### Extracted information
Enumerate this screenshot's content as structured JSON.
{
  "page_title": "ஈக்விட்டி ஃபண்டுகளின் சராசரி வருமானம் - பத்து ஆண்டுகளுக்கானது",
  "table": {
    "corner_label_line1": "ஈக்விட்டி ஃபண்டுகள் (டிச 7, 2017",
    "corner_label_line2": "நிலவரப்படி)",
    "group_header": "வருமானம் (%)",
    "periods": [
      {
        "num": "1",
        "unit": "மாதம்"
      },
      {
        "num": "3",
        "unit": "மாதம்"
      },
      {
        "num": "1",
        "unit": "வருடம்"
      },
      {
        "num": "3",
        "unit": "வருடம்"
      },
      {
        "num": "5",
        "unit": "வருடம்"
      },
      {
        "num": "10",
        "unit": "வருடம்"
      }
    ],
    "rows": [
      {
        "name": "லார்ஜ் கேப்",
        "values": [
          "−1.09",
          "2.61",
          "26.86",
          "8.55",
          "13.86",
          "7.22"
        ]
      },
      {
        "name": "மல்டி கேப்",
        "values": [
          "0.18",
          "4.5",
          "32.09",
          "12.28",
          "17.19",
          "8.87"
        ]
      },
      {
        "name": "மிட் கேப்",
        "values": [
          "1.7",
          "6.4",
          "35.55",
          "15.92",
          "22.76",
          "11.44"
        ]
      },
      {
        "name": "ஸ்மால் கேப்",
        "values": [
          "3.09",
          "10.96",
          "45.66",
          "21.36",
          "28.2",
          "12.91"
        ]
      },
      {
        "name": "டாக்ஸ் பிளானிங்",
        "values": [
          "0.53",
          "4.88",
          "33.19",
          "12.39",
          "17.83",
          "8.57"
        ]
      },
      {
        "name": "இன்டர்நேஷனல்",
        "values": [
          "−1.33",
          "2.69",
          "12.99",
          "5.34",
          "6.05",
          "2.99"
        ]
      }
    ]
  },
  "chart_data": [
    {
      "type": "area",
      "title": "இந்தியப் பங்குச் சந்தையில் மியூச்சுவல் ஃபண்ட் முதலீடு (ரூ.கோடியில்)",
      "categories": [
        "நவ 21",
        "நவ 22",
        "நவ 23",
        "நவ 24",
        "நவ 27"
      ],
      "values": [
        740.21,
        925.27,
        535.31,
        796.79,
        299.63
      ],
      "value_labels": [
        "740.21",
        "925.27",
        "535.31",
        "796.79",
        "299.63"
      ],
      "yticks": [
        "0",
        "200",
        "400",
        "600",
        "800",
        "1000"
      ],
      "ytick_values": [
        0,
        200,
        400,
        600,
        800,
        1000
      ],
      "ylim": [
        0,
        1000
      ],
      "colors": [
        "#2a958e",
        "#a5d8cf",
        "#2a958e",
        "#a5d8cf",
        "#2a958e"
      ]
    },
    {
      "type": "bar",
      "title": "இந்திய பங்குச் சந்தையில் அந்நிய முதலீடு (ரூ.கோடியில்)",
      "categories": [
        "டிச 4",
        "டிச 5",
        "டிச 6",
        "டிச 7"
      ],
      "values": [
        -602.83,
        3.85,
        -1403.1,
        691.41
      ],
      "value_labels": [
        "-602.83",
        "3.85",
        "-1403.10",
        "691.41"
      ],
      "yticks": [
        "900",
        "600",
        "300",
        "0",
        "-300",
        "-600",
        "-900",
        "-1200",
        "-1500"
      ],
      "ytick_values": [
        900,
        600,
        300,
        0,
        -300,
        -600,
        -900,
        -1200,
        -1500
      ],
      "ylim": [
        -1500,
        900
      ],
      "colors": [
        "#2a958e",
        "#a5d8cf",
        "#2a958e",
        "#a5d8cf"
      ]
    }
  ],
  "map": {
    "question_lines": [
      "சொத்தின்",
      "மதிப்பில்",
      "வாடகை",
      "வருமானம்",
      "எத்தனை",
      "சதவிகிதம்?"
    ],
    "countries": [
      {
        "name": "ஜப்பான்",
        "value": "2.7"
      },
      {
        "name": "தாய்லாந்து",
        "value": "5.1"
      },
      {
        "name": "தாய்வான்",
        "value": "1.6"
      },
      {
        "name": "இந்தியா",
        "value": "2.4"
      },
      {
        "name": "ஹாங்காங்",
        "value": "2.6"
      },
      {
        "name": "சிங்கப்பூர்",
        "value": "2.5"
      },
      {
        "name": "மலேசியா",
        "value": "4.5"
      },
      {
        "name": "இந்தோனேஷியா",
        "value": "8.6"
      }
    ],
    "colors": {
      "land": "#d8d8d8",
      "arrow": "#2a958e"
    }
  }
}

### Written task
Write out the whole listing again. Match it word for word.

### Expected answer
Enumerate this screenshot's content as structured JSON.
{
  "page_title": "ஈக்விட்டி ஃபண்டுகளின் சராசரி வருமானம் - பத்து ஆண்டுகளுக்கானது",
  "table": {
    "corner_label_line1": "ஈக்விட்டி ஃபண்டுகள் (டிச 7, 2017",
    "corner_label_line2": "நிலவரப்படி)",
    "group_header": "வருமானம் (%)",
    "periods": [
      {
        "num": "1",
        "unit": "மாதம்"
      },
      {
        "num": "3",
        "unit": "மாதம்"
      },
      {
        "num": "1",
        "unit": "வருடம்"
      },
      {
        "num": "3",
        "unit": "வருடம்"
      },
      {
        "num": "5",
        "unit": "வருடம்"
      },
      {
        "num": "10",
        "unit": "வருடம்"
      }
    ],
    "rows": [
      {
        "name": "லார்ஜ் கேப்",
        "values": [
          "−1.09",
          "2.61",
          "26.86",
          "8.55",
          "13.86",
          "7.22"
        ]
      },
      {
        "name": "மல்டி கேப்",
        "values": [
          "0.18",
          "4.5",
          "32.09",
          "12.28",
          "17.19",
          "8.87"
        ]
      },
      {
        "name": "மிட் கேப்",
        "values": [
          "1.7",
          "6.4",
          "35.55",
          "15.92",
          "22.76",
          "11.44"
        ]
      },
      {
        "name": "ஸ்மால் கேப்",
        "values": [
          "3.09",
          "10.96",
          "45.66",
          "21.36",
          "28.2",
          "12.91"
        ]
      },
      {
        "name": "டாக்ஸ் பிளானிங்",
        "values": [
          "0.53",
          "4.88",
          "33.19",
          "12.39",
          "17.83",
          "8.57"
        ]
      },
      {
        "name": "இன்டர்நேஷனல்",
        "values": [
          "−1.33",
          "2.69",
          "12.99",
          "5.34",
          "6.05",
          "2.99"
        ]
      }
    ]
  },
  "chart_data": [
    {
      "type": "area",
      "title": "இந்தியப் பங்குச் சந்தையில் மியூச்சுவல் ஃபண்ட் முதலீடு (ரூ.கோடியில்)",
      "categories": [
        "நவ 21",
        "நவ 22",
        "நவ 23",
        "நவ 24",
        "நவ 27"
      ],
      "values": [
        740.21,
        925.27,
        535.31,
        796.79,
        299.63
      ],
      "value_labels": [
        "740.21",
        "925.27",
        "535.31",
        "796.79",
        "299.63"
      ],
      "yticks": [
        "0",
        "200",
        "400",
        "600",
        "800",
        "1000"
      ],
      "ytick_values": [
        0,
        200,
        400,
        600,
        800,
        1000
      ],
      "ylim": [
        0,
        1000
      ],
      "colors": [
        "#2a958e",
        "#a5d8cf",
        "#2a958e",
        "#a5d8cf",
        "#2a958e"
      ]
    },
    {
      "type": "bar",
      "title": "இந்திய பங்குச் சந்தையில் அந்நிய முதலீடு (ரூ.கோடியில்)",
      "categories": [
        "டிச 4",
        "டிச 5",
        "டிச 6",
        "டிச 7"
      ],
      "values": [
        -602.83,
        3.85,
        -1403.1,
        691.41
      ],
      "value_labels": [
        "-602.83",
        "3.85",
        "-1403.10",
        "691.41"
      ],
      "yticks": [
        "900",
        "600",
        "300",
        "0",
        "-300",
        "-600",
        "-900",
        "-1200",
        "-1500"
      ],
      "ytick_values": [
        900,
        600,
        300,
        0,
        -300,
        -600,
        -900,
        -1200,
        -1500
      ],
      "ylim": [
        -1500,
        900
      ],
      "colors": [
        "#2a958e",
        "#a5d8cf",
        "#2a958e",
        "#a5d8cf"
      ]
    }
  ],
  "map": {
    "question_lines": [
      "சொத்தின்",
      "மதிப்பில்",
      "வாடகை",
      "வருமானம்",
      "எத்தனை",
      "சதவிகிதம்?"
    ],
    "countries": [
      {
        "name": "ஜப்பான்",
        "value": "2.7"
      },
      {
        "name": "தாய்லாந்து",
        "value": "5.1"
      },
      {
        "name": "தாய்வான்",
        "value": "1.6"
      },
      {
        "name": "இந்தியா",
        "value": "2.4"
      },
      {
        "name": "ஹாங்காங்",
        "value": "2.6"
      },
      {
        "name": "சிங்கப்பூர்",
        "value": "2.5"
      },
      {
        "name": "மலேசியா",
        "value": "4.5"
      },
      {
        "name": "இந்தோனேஷியா",
        "value": "8.6"
      }
    ],
    "colors": {
      "land": "#d8d8d8",
      "arrow": "#2a958e"
    }
  }
}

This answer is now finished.